▶ _Written task_
List, from the lines below, each one with "sunnuntaisin" in it.

▶ _Listed records_
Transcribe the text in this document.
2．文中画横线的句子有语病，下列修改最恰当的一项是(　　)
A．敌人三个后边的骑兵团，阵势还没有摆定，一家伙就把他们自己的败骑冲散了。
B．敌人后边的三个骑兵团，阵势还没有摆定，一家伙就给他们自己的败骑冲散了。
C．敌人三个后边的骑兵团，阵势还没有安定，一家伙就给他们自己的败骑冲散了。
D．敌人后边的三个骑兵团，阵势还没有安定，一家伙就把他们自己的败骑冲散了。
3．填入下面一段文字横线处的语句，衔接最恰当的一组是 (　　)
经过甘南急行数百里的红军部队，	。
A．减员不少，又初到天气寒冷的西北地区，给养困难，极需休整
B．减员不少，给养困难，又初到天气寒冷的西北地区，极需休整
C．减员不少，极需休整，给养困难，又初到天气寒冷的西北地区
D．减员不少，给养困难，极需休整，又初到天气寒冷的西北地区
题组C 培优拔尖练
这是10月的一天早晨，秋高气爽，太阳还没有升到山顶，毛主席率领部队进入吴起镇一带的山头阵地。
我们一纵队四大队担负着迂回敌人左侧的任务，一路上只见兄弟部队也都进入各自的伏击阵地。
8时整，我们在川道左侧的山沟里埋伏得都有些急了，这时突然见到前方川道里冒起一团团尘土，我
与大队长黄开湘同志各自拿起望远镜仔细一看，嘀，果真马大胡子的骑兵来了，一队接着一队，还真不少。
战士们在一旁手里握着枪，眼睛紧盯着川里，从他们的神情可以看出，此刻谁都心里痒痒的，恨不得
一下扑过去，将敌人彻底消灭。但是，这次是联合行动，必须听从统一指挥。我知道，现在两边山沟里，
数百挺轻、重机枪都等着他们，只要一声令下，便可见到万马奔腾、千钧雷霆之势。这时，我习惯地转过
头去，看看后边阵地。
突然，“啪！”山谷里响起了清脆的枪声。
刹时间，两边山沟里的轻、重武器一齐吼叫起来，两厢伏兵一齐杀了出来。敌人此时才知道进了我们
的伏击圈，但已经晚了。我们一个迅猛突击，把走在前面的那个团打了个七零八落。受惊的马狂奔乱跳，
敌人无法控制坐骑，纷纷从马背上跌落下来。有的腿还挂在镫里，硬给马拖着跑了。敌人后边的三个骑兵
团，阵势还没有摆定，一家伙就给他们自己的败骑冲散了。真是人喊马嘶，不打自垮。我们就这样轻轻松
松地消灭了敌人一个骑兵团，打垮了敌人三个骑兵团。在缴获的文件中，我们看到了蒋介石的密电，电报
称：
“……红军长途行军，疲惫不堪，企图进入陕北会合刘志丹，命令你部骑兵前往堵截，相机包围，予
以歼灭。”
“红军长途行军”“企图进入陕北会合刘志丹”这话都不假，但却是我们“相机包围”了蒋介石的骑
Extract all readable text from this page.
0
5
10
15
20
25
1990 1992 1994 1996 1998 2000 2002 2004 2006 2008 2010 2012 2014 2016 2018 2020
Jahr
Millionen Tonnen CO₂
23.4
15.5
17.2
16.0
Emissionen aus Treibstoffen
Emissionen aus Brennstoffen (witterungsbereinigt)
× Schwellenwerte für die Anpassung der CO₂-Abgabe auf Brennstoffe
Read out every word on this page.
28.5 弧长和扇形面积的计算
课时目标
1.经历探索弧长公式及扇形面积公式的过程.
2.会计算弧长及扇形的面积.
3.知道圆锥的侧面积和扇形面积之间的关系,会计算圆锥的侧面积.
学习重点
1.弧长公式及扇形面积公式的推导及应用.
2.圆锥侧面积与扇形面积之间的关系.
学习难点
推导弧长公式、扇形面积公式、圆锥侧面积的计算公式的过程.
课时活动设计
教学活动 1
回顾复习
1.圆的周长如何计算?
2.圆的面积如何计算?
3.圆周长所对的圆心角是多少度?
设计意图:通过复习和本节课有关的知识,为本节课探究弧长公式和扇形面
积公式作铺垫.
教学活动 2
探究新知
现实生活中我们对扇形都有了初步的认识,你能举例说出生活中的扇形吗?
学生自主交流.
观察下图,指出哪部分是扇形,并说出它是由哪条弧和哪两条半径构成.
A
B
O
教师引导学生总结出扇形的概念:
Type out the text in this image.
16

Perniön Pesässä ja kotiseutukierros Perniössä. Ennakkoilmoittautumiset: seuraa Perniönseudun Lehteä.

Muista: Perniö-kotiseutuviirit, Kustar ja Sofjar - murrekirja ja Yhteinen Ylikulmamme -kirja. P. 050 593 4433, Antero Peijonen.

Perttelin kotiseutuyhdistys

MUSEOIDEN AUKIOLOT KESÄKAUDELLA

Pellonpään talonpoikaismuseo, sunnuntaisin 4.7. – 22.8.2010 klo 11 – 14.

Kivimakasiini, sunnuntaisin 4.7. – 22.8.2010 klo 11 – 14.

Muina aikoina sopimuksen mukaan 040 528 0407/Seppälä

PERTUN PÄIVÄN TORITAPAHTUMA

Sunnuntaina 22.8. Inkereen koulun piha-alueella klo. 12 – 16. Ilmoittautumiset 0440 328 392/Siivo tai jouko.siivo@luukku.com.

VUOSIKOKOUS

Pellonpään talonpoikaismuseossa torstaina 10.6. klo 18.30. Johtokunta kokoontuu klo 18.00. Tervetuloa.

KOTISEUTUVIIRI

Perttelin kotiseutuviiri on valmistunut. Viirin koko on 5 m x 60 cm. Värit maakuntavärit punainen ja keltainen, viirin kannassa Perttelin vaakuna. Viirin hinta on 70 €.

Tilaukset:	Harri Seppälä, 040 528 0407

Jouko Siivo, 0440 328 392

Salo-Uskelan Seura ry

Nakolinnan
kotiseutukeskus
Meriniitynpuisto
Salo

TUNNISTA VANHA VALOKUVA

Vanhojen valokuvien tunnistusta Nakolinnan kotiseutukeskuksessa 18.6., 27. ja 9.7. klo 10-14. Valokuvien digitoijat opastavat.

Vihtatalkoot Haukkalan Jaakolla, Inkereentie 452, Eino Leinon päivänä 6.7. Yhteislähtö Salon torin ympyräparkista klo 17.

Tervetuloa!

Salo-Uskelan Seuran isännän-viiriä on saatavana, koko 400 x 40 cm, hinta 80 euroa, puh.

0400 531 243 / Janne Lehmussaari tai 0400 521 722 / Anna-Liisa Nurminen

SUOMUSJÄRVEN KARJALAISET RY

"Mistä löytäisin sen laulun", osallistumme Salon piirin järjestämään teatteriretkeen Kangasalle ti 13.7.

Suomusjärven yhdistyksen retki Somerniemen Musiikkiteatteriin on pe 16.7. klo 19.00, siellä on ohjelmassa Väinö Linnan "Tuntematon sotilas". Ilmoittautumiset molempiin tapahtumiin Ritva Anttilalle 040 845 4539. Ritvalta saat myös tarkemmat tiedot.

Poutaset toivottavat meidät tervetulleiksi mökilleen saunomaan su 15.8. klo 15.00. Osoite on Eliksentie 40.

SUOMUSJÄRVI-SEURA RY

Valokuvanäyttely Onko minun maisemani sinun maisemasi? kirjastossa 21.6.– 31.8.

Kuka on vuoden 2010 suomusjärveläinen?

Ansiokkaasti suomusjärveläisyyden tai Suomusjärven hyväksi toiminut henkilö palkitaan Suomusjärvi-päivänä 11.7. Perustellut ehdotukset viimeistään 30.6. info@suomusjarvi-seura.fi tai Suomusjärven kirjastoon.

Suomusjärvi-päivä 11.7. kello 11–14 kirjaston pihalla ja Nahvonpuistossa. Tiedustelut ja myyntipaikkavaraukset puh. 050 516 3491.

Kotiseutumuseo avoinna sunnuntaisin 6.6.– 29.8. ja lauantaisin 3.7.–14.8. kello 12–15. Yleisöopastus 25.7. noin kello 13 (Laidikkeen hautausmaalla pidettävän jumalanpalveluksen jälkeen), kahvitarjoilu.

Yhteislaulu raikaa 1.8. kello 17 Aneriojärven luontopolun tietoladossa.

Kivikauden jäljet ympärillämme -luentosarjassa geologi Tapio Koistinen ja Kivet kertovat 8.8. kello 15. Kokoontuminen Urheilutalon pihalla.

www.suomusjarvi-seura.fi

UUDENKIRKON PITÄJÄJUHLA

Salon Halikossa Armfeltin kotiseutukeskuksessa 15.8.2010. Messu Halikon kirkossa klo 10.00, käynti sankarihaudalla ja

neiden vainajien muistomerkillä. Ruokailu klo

▶ _Solution to this problem_
Pellonpään talonpoikaismuseo, sunnuntaisin 4.7. – 22.8.2010 klo 11 – 14.
Kivimakasiini, sunnuntaisin 4.7. – 22.8.2010 klo 11 – 14.
Kotiseutumuseo avoinna sunnuntaisin 6.6.– 29.8. ja lauantaisin 3.7.–14.8. kello 12–15. Yleisöopastus 25.7. noin kello 13 (Laidikkeen hautausmaalla pidettävän jumalanpalveluksen jälkeen), kahvitarjoilu.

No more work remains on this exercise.